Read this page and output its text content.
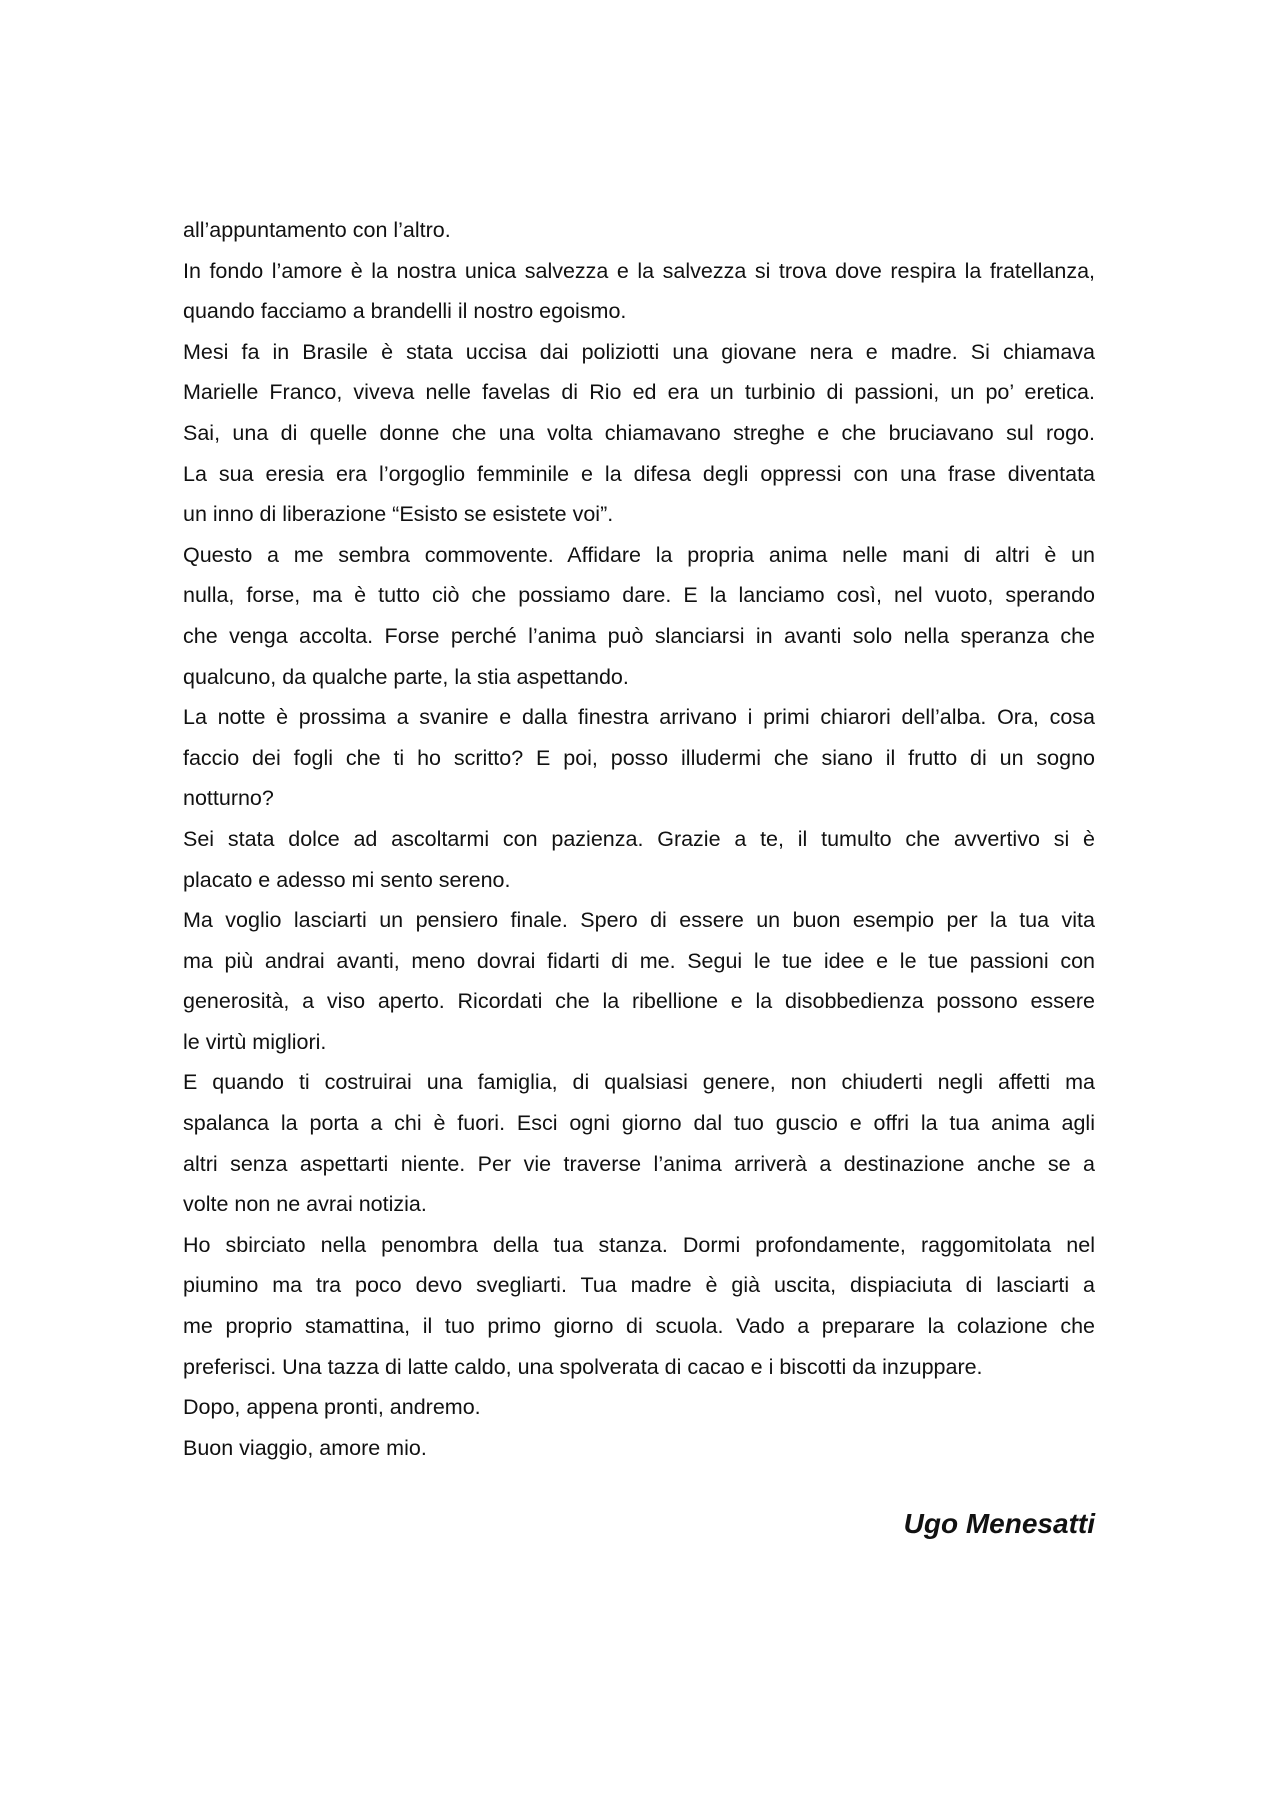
all’appuntamento con l’altro.
In fondo l’amore è la nostra unica salvezza e la salvezza si trova dove respira la fratellanza,
quando facciamo a brandelli il nostro egoismo.
Mesi fa in Brasile è stata uccisa dai poliziotti una giovane nera e madre. Si chiamava
Marielle Franco, viveva nelle favelas di Rio ed era un turbinio di passioni, un po’ eretica.
Sai, una di quelle donne che una volta chiamavano streghe e che bruciavano sul rogo.
La sua eresia era l’orgoglio femminile e la difesa degli oppressi con una frase diventata
un inno di liberazione “Esisto se esistete voi”.
Questo a me sembra commovente. Affidare la propria anima nelle mani di altri è un
nulla, forse, ma è tutto ciò che possiamo dare. E la lanciamo così, nel vuoto, sperando
che venga accolta. Forse perché l’anima può slanciarsi in avanti solo nella speranza che
qualcuno, da qualche parte, la stia aspettando.
La notte è prossima a svanire e dalla finestra arrivano i primi chiarori dell’alba. Ora, cosa
faccio dei fogli che ti ho scritto? E poi, posso illudermi che siano il frutto di un sogno
notturno?
Sei stata dolce ad ascoltarmi con pazienza. Grazie a te, il tumulto che avvertivo si è
placato e adesso mi sento sereno.
Ma voglio lasciarti un pensiero finale. Spero di essere un buon esempio per la tua vita
ma più andrai avanti, meno dovrai fidarti di me. Segui le tue idee e le tue passioni con
generosità, a viso aperto. Ricordati che la ribellione e la disobbedienza possono essere
le virtù migliori.
E quando ti costruirai una famiglia, di qualsiasi genere, non chiuderti negli affetti ma
spalanca la porta a chi è fuori. Esci ogni giorno dal tuo guscio e offri la tua anima agli
altri senza aspettarti niente. Per vie traverse l’anima arriverà a destinazione anche se a
volte non ne avrai notizia.
Ho sbirciato nella penombra della tua stanza. Dormi profondamente, raggomitolata nel
piumino ma tra poco devo svegliarti. Tua madre è già uscita, dispiaciuta di lasciarti a
me proprio stamattina, il tuo primo giorno di scuola. Vado a preparare la colazione che
preferisci. Una tazza di latte caldo, una spolverata di cacao e i biscotti da inzuppare.
Dopo, appena pronti, andremo.
Buon viaggio, amore mio.
Ugo Menesatti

* * *

→ PROBLEM DESCRIPTION
Each record above should be copied character for character, with pictures dropped.

→ FINISHED ANSWER
Read this page and output its text content.
all’appuntamento con l’altro.
In fondo l’amore è la nostra unica salvezza e la salvezza si trova dove respira la fratellanza,
quando facciamo a brandelli il nostro egoismo.
Mesi fa in Brasile è stata uccisa dai poliziotti una giovane nera e madre. Si chiamava
Marielle Franco, viveva nelle favelas di Rio ed era un turbinio di passioni, un po’ eretica.
Sai, una di quelle donne che una volta chiamavano streghe e che bruciavano sul rogo.
La sua eresia era l’orgoglio femminile e la difesa degli oppressi con una frase diventata
un inno di liberazione “Esisto se esistete voi”.
Questo a me sembra commovente. Affidare la propria anima nelle mani di altri è un
nulla, forse, ma è tutto ciò che possiamo dare. E la lanciamo così, nel vuoto, sperando
che venga accolta. Forse perché l’anima può slanciarsi in avanti solo nella speranza che
qualcuno, da qualche parte, la stia aspettando.
La notte è prossima a svanire e dalla finestra arrivano i primi chiarori dell’alba. Ora, cosa
faccio dei fogli che ti ho scritto? E poi, posso illudermi che siano il frutto di un sogno
notturno?
Sei stata dolce ad ascoltarmi con pazienza. Grazie a te, il tumulto che avvertivo si è
placato e adesso mi sento sereno.
Ma voglio lasciarti un pensiero finale. Spero di essere un buon esempio per la tua vita
ma più andrai avanti, meno dovrai fidarti di me. Segui le tue idee e le tue passioni con
generosità, a viso aperto. Ricordati che la ribellione e la disobbedienza possono essere
le virtù migliori.
E quando ti costruirai una famiglia, di qualsiasi genere, non chiuderti negli affetti ma
spalanca la porta a chi è fuori. Esci ogni giorno dal tuo guscio e offri la tua anima agli
altri senza aspettarti niente. Per vie traverse l’anima arriverà a destinazione anche se a
volte non ne avrai notizia.
Ho sbirciato nella penombra della tua stanza. Dormi profondamente, raggomitolata nel
piumino ma tra poco devo svegliarti. Tua madre è già uscita, dispiaciuta di lasciarti a
me proprio stamattina, il tuo primo giorno di scuola. Vado a preparare la colazione che
preferisci. Una tazza di latte caldo, una spolverata di cacao e i biscotti da inzuppare.
Dopo, appena pronti, andremo.
Buon viaggio, amore mio.
Ugo Menesatti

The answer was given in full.